**Input records**
########################################
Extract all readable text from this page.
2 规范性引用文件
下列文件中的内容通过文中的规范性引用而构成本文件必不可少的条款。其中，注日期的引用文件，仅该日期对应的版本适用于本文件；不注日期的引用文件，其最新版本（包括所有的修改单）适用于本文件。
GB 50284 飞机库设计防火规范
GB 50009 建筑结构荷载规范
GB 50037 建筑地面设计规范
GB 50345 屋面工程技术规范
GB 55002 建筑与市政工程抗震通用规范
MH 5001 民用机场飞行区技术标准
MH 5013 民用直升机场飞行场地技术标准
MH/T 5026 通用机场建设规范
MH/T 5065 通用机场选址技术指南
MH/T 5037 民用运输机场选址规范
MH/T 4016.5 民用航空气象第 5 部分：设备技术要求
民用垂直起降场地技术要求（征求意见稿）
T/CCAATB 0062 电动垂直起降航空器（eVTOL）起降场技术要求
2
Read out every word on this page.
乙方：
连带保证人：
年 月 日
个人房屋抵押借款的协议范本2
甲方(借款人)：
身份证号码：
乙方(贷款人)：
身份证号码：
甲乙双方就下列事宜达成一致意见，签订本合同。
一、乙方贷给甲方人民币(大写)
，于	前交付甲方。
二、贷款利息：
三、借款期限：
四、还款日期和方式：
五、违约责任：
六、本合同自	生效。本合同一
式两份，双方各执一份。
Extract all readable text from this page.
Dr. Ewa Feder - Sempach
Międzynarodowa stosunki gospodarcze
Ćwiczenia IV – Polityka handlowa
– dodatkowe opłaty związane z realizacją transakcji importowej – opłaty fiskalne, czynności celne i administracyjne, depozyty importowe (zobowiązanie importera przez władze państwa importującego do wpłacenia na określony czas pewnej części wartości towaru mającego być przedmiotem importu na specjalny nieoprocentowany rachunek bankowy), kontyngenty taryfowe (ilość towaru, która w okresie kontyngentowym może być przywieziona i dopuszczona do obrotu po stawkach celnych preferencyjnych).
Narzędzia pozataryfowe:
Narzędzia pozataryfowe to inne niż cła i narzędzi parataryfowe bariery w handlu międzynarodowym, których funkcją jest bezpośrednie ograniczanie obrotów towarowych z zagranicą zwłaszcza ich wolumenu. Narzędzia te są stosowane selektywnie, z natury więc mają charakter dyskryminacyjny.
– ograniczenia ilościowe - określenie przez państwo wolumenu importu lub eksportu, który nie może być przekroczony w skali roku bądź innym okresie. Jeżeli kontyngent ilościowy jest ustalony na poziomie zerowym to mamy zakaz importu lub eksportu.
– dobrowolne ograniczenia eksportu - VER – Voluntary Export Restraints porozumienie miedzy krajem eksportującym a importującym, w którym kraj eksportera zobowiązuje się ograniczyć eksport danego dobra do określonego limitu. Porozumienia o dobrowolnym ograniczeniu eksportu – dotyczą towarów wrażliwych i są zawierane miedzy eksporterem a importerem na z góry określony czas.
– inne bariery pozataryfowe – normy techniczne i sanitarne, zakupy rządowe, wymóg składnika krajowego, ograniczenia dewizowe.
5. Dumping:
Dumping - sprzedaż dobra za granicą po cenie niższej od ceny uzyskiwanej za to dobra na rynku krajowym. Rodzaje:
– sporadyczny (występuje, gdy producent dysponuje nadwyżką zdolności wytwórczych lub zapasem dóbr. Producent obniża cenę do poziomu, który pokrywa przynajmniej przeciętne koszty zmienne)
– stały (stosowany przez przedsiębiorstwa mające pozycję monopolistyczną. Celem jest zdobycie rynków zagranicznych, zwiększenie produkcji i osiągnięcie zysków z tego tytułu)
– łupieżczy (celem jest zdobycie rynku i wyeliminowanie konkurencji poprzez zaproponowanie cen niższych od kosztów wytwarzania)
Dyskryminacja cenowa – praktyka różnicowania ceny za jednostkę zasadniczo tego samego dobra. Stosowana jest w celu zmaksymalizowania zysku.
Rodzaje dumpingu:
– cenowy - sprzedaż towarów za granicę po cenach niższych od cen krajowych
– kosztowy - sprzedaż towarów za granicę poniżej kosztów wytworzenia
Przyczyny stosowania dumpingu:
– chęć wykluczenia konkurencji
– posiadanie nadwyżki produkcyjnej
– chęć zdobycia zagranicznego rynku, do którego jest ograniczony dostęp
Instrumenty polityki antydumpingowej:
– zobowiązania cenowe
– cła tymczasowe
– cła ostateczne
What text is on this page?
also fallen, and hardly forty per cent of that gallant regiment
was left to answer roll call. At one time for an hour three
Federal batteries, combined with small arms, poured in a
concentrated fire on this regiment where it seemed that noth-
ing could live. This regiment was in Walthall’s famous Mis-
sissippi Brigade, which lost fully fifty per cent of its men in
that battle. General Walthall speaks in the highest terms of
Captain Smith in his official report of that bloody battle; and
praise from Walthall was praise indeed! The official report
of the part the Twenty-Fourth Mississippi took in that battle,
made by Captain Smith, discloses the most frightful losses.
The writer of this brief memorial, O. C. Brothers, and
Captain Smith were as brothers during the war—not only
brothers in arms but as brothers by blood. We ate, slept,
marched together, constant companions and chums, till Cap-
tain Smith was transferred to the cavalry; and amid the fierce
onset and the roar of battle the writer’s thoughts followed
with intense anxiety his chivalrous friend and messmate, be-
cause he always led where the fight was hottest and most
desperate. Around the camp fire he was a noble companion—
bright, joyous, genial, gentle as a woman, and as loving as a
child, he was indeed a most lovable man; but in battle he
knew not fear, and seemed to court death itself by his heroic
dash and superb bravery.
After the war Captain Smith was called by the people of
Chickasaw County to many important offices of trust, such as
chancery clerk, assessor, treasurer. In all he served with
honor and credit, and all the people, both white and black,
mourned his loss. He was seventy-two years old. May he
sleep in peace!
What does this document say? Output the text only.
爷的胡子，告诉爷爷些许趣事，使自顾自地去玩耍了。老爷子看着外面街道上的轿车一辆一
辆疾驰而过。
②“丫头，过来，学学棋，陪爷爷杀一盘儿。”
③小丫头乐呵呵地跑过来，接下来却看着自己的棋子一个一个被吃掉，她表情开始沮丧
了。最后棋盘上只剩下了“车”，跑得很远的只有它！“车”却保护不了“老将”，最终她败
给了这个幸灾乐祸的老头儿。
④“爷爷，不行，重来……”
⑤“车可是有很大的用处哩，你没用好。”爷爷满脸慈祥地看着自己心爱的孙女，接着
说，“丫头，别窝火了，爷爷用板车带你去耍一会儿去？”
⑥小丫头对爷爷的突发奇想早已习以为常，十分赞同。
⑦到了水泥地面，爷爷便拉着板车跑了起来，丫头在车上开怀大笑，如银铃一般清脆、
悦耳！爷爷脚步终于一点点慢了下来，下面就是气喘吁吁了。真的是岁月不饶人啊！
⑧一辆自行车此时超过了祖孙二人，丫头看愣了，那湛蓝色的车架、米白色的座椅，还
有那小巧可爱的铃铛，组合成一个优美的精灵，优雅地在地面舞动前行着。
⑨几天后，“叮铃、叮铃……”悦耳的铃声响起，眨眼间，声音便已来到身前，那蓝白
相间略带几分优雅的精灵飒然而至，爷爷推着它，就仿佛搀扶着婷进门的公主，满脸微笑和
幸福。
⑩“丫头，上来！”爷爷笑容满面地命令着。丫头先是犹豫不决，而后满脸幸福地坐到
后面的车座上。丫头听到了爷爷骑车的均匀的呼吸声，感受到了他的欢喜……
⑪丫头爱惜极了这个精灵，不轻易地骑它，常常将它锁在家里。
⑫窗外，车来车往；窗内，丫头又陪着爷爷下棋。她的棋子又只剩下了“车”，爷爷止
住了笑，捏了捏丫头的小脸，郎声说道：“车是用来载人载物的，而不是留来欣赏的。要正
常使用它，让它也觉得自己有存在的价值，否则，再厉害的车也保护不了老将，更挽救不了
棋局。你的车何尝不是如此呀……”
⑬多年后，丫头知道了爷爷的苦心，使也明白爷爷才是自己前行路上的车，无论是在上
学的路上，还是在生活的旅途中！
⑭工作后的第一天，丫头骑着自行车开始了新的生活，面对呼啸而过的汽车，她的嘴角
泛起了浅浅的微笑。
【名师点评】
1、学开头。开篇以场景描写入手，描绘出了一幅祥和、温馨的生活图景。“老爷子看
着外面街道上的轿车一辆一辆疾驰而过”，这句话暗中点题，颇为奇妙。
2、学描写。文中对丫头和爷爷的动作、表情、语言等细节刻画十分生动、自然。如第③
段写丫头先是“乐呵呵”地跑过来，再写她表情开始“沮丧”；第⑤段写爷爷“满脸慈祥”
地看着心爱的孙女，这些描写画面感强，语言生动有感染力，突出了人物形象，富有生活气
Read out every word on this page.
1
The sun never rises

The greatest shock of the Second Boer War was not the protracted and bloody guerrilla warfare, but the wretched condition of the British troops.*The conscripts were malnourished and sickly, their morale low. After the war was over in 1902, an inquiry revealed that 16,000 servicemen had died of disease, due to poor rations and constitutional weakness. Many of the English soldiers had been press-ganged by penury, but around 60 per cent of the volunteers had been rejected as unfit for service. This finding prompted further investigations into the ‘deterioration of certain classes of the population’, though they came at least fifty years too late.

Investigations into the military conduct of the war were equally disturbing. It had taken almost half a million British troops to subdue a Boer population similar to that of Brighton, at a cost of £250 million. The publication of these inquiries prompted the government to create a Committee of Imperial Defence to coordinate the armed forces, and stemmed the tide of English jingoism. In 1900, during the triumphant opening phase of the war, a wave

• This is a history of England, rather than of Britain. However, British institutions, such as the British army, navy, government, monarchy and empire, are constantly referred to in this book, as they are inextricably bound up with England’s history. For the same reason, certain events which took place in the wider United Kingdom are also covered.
########################################
**Objective**
Scan the listing above for the word "sprzedaż" and copy every line that holds it.

**Finished answer**
Dumping - sprzedaż dobra za granicą po cenie niższej od ceny uzyskiwanej za to dobra na rynku krajowym. Rodzaje:
– cenowy - sprzedaż towarów za granicę po cenach niższych od cen krajowych
– kosztowy - sprzedaż towarów za granicę poniżej kosztów wytworzenia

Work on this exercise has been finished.